◆ Supplied records:
----

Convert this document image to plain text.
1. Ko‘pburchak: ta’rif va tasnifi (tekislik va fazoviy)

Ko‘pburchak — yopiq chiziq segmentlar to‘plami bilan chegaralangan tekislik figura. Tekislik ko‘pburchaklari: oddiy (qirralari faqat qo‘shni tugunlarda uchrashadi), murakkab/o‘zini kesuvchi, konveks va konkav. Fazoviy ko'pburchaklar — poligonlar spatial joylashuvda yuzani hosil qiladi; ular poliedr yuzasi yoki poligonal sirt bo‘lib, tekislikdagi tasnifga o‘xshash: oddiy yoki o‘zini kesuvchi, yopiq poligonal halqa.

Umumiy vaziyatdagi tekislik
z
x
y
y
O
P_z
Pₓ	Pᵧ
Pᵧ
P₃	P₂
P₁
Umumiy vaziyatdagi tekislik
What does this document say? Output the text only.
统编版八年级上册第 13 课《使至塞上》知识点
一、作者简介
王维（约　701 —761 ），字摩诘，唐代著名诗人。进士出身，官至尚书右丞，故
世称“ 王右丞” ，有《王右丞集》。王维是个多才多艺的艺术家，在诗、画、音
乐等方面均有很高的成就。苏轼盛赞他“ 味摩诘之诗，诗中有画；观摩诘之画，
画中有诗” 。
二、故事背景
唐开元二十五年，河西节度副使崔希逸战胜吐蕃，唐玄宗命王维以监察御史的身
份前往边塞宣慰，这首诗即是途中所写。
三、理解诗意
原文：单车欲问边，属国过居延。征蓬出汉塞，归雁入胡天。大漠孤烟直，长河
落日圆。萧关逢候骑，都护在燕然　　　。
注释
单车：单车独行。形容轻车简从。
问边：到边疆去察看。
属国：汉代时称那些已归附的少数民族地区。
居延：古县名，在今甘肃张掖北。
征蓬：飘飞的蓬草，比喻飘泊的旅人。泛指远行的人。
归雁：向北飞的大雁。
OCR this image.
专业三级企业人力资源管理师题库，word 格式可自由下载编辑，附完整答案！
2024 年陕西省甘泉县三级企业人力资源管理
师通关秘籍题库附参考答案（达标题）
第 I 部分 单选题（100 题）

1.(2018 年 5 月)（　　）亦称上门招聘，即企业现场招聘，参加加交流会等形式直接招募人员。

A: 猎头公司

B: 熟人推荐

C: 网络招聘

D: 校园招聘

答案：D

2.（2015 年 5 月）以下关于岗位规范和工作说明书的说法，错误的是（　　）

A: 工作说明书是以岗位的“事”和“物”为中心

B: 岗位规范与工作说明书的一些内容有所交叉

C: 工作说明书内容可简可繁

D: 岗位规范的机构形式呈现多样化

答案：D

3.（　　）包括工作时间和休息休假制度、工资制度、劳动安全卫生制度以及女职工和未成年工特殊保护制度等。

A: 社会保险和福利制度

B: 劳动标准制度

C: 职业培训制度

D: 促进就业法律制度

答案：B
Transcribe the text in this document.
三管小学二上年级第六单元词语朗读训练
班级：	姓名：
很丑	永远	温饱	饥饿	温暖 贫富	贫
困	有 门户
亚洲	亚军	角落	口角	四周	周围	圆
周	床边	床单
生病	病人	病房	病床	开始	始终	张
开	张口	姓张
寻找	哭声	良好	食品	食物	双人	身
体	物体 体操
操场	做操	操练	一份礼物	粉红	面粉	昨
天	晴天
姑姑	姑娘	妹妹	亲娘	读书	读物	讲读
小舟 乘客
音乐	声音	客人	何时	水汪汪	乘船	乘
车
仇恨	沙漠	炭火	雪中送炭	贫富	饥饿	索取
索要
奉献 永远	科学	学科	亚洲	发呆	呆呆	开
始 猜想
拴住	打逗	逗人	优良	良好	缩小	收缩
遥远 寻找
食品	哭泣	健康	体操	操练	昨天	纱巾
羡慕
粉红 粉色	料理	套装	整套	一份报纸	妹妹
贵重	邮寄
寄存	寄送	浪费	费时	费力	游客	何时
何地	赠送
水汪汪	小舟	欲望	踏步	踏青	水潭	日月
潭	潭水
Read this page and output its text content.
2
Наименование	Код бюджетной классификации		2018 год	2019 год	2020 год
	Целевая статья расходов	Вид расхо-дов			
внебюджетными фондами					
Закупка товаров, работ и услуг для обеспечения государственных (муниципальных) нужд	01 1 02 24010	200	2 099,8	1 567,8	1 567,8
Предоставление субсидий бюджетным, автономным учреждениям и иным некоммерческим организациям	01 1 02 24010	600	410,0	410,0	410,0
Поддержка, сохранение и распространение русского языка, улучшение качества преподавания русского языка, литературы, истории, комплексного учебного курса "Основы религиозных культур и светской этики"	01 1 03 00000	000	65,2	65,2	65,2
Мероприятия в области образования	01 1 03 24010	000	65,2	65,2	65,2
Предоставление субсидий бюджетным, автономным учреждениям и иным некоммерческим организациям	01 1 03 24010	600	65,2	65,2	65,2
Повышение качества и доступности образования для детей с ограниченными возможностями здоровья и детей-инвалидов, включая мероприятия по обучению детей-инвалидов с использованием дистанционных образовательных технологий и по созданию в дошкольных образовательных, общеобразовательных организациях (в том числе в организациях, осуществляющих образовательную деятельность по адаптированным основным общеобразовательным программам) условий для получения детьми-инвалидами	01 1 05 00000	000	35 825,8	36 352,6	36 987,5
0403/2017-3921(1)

----

◆ Task requirements: Return the material exactly as it stands.

◆ Answer for the task:
Convert this document image to plain text.
1. Ko‘pburchak: ta’rif va tasnifi (tekislik va fazoviy)

Ko‘pburchak — yopiq chiziq segmentlar to‘plami bilan chegaralangan tekislik figura. Tekislik ko‘pburchaklari: oddiy (qirralari faqat qo‘shni tugunlarda uchrashadi), murakkab/o‘zini kesuvchi, konveks va konkav. Fazoviy ko'pburchaklar — poligonlar spatial joylashuvda yuzani hosil qiladi; ular poliedr yuzasi yoki poligonal sirt bo‘lib, tekislikdagi tasnifga o‘xshash: oddiy yoki o‘zini kesuvchi, yopiq poligonal halqa.

Umumiy vaziyatdagi tekislik
z
x
y
y
O
P_z
Pₓ	Pᵧ
Pᵧ
P₃	P₂
P₁
Umumiy vaziyatdagi tekislik
What does this document say? Output the text only.
统编版八年级上册第 13 课《使至塞上》知识点
一、作者简介
王维（约　701 —761 ），字摩诘，唐代著名诗人。进士出身，官至尚书右丞，故
世称“ 王右丞” ，有《王右丞集》。王维是个多才多艺的艺术家，在诗、画、音
乐等方面均有很高的成就。苏轼盛赞他“ 味摩诘之诗，诗中有画；观摩诘之画，
画中有诗” 。
二、故事背景
唐开元二十五年，河西节度副使崔希逸战胜吐蕃，唐玄宗命王维以监察御史的身
份前往边塞宣慰，这首诗即是途中所写。
三、理解诗意
原文：单车欲问边，属国过居延。征蓬出汉塞，归雁入胡天。大漠孤烟直，长河
落日圆。萧关逢候骑，都护在燕然　　　。
注释
单车：单车独行。形容轻车简从。
问边：到边疆去察看。
属国：汉代时称那些已归附的少数民族地区。
居延：古县名，在今甘肃张掖北。
征蓬：飘飞的蓬草，比喻飘泊的旅人。泛指远行的人。
归雁：向北飞的大雁。
OCR this image.
专业三级企业人力资源管理师题库，word 格式可自由下载编辑，附完整答案！
2024 年陕西省甘泉县三级企业人力资源管理
师通关秘籍题库附参考答案（达标题）
第 I 部分 单选题（100 题）

1.(2018 年 5 月)（　　）亦称上门招聘，即企业现场招聘，参加加交流会等形式直接招募人员。

A: 猎头公司

B: 熟人推荐

C: 网络招聘

D: 校园招聘

答案：D

2.（2015 年 5 月）以下关于岗位规范和工作说明书的说法，错误的是（　　）

A: 工作说明书是以岗位的“事”和“物”为中心

B: 岗位规范与工作说明书的一些内容有所交叉

C: 工作说明书内容可简可繁

D: 岗位规范的机构形式呈现多样化

答案：D

3.（　　）包括工作时间和休息休假制度、工资制度、劳动安全卫生制度以及女职工和未成年工特殊保护制度等。

A: 社会保险和福利制度

B: 劳动标准制度

C: 职业培训制度

D: 促进就业法律制度

答案：B
Transcribe the text in this document.
三管小学二上年级第六单元词语朗读训练
班级：	姓名：
很丑	永远	温饱	饥饿	温暖 贫富	贫
困	有 门户
亚洲	亚军	角落	口角	四周	周围	圆
周	床边	床单
生病	病人	病房	病床	开始	始终	张
开	张口	姓张
寻找	哭声	良好	食品	食物	双人	身
体	物体 体操
操场	做操	操练	一份礼物	粉红	面粉	昨
天	晴天
姑姑	姑娘	妹妹	亲娘	读书	读物	讲读
小舟 乘客
音乐	声音	客人	何时	水汪汪	乘船	乘
车
仇恨	沙漠	炭火	雪中送炭	贫富	饥饿	索取
索要
奉献 永远	科学	学科	亚洲	发呆	呆呆	开
始 猜想
拴住	打逗	逗人	优良	良好	缩小	收缩
遥远 寻找
食品	哭泣	健康	体操	操练	昨天	纱巾
羡慕
粉红 粉色	料理	套装	整套	一份报纸	妹妹
贵重	邮寄
寄存	寄送	浪费	费时	费力	游客	何时
何地	赠送
水汪汪	小舟	欲望	踏步	踏青	水潭	日月
潭	潭水
Read this page and output its text content.
2
Наименование	Код бюджетной классификации		2018 год	2019 год	2020 год
	Целевая статья расходов	Вид расхо-дов			
внебюджетными фондами					
Закупка товаров, работ и услуг для обеспечения государственных (муниципальных) нужд	01 1 02 24010	200	2 099,8	1 567,8	1 567,8
Предоставление субсидий бюджетным, автономным учреждениям и иным некоммерческим организациям	01 1 02 24010	600	410,0	410,0	410,0
Поддержка, сохранение и распространение русского языка, улучшение качества преподавания русского языка, литературы, истории, комплексного учебного курса "Основы религиозных культур и светской этики"	01 1 03 00000	000	65,2	65,2	65,2
Мероприятия в области образования	01 1 03 24010	000	65,2	65,2	65,2
Предоставление субсидий бюджетным, автономным учреждениям и иным некоммерческим организациям	01 1 03 24010	600	65,2	65,2	65,2
Повышение качества и доступности образования для детей с ограниченными возможностями здоровья и детей-инвалидов, включая мероприятия по обучению детей-инвалидов с использованием дистанционных образовательных технологий и по созданию в дошкольных образовательных, общеобразовательных организациях (в том числе в организациях, осуществляющих образовательную деятельность по адаптированным основным общеобразовательным программам) условий для получения детьми-инвалидами	01 1 05 00000	000	35 825,8	36 352,6	36 987,5
0403/2017-3921(1)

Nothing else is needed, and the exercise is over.